PROBLEM STATEMENT →
Go through the material below and report how many lines contain "values". Give only the number.

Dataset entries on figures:
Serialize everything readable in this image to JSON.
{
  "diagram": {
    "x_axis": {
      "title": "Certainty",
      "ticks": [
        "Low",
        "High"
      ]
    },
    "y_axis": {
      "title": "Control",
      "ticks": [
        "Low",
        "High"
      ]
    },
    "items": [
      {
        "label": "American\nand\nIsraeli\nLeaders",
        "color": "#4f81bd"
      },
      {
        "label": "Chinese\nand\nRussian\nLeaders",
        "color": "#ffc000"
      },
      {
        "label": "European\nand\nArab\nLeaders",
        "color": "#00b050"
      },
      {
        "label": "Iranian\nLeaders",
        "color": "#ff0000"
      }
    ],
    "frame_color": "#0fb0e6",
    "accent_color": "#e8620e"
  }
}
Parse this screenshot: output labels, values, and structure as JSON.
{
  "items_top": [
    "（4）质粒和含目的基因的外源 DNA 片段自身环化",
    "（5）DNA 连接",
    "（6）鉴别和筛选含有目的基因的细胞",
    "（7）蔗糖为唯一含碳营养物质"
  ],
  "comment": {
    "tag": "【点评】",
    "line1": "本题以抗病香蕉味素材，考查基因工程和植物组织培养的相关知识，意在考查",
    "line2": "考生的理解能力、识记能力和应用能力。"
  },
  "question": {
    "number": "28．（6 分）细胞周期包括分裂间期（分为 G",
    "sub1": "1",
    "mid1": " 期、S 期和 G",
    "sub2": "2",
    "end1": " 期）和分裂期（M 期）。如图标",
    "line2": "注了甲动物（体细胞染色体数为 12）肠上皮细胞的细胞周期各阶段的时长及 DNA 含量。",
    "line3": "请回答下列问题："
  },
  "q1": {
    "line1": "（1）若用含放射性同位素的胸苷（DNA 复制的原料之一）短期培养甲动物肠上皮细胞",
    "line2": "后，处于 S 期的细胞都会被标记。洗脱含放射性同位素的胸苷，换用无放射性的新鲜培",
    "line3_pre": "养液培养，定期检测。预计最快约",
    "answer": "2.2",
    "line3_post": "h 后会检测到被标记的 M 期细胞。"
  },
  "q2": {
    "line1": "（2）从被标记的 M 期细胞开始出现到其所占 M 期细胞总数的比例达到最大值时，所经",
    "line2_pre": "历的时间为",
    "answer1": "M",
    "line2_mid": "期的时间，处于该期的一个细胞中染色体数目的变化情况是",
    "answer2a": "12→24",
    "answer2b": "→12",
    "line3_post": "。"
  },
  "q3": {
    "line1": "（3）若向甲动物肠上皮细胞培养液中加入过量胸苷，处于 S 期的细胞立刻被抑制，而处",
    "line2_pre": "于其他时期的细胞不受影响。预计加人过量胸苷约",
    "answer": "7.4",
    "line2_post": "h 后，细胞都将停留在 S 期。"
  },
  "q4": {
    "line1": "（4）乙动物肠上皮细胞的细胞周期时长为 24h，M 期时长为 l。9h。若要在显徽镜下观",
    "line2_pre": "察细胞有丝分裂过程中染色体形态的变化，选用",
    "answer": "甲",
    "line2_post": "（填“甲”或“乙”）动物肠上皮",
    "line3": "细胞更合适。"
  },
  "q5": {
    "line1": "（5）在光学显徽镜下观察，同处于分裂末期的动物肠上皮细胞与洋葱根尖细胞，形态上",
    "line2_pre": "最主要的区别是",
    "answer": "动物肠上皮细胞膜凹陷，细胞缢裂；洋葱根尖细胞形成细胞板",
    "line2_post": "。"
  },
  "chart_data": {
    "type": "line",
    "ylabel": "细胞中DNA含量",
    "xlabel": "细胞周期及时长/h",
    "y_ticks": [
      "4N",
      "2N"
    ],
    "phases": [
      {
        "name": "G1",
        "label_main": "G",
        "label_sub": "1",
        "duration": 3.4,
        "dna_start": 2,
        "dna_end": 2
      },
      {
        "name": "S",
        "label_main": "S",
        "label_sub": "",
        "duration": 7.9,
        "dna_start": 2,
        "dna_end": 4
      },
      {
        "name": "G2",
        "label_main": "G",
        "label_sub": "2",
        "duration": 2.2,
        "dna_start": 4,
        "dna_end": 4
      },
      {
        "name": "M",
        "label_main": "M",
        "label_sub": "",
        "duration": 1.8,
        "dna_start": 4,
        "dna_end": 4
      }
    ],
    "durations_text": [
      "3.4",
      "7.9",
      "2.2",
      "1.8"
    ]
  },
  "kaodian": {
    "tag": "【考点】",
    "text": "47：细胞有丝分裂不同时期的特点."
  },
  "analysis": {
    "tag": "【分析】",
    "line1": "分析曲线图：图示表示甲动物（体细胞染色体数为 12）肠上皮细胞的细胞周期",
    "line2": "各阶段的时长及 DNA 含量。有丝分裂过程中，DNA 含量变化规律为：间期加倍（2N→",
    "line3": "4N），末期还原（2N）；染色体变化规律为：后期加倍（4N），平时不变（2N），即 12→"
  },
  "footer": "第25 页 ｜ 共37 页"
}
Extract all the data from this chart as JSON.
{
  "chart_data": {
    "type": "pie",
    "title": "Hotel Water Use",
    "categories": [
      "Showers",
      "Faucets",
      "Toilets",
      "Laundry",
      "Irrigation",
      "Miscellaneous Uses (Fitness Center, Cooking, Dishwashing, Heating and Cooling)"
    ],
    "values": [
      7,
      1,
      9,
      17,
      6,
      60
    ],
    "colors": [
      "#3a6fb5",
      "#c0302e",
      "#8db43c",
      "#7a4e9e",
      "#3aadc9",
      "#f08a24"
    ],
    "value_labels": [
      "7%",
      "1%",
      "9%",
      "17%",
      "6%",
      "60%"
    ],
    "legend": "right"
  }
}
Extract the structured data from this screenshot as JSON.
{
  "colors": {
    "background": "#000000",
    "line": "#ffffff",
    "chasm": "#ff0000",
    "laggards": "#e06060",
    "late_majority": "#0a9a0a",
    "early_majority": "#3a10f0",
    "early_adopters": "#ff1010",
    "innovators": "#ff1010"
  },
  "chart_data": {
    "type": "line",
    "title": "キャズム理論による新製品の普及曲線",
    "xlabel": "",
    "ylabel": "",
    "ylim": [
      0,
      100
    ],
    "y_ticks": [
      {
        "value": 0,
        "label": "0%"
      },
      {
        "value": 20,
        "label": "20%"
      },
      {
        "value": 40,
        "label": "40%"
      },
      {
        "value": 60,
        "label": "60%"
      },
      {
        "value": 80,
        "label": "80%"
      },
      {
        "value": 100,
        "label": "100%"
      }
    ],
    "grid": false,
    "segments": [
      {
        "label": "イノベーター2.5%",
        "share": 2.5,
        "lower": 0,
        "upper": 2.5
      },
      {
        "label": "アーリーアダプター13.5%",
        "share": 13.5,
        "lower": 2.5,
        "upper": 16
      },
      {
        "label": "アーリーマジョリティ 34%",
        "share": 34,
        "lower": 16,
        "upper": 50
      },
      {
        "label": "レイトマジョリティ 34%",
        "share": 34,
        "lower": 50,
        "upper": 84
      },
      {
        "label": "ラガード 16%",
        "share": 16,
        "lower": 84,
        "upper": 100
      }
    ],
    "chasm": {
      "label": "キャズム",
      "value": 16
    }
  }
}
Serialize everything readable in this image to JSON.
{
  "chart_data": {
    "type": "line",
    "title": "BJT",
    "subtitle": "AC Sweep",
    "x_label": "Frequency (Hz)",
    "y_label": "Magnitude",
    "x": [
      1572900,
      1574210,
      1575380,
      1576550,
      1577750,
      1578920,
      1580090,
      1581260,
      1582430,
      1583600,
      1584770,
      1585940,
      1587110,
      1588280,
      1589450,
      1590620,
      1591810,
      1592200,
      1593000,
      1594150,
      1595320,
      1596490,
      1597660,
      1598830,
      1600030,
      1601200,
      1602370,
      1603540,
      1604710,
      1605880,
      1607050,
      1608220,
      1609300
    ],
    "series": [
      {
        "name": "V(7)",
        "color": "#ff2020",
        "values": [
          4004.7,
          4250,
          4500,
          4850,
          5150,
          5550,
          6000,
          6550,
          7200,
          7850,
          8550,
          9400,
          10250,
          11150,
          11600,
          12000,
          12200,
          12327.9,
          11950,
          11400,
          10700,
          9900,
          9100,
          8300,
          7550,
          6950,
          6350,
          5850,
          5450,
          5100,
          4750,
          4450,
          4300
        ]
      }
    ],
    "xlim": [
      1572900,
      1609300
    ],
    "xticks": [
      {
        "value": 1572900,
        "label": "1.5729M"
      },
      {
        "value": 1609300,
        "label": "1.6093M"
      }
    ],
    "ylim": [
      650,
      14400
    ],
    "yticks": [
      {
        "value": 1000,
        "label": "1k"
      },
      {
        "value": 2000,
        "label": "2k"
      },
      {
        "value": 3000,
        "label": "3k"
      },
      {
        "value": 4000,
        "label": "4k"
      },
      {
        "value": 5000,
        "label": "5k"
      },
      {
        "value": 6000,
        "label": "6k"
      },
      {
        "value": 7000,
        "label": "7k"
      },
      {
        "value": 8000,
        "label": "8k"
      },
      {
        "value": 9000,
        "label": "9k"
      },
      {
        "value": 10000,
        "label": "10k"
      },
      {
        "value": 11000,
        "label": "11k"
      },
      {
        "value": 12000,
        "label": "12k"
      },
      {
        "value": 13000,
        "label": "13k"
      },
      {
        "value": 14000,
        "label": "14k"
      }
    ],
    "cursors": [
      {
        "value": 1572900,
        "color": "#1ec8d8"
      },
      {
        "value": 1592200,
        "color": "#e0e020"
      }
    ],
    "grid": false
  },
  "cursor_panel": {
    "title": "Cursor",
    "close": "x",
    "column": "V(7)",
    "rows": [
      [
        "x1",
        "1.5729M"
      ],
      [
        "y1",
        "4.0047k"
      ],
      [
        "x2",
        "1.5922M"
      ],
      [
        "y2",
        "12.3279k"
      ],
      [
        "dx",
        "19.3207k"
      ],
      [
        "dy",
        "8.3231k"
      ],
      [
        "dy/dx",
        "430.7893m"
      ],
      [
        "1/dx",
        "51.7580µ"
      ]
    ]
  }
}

EXERCISE RESULT →
3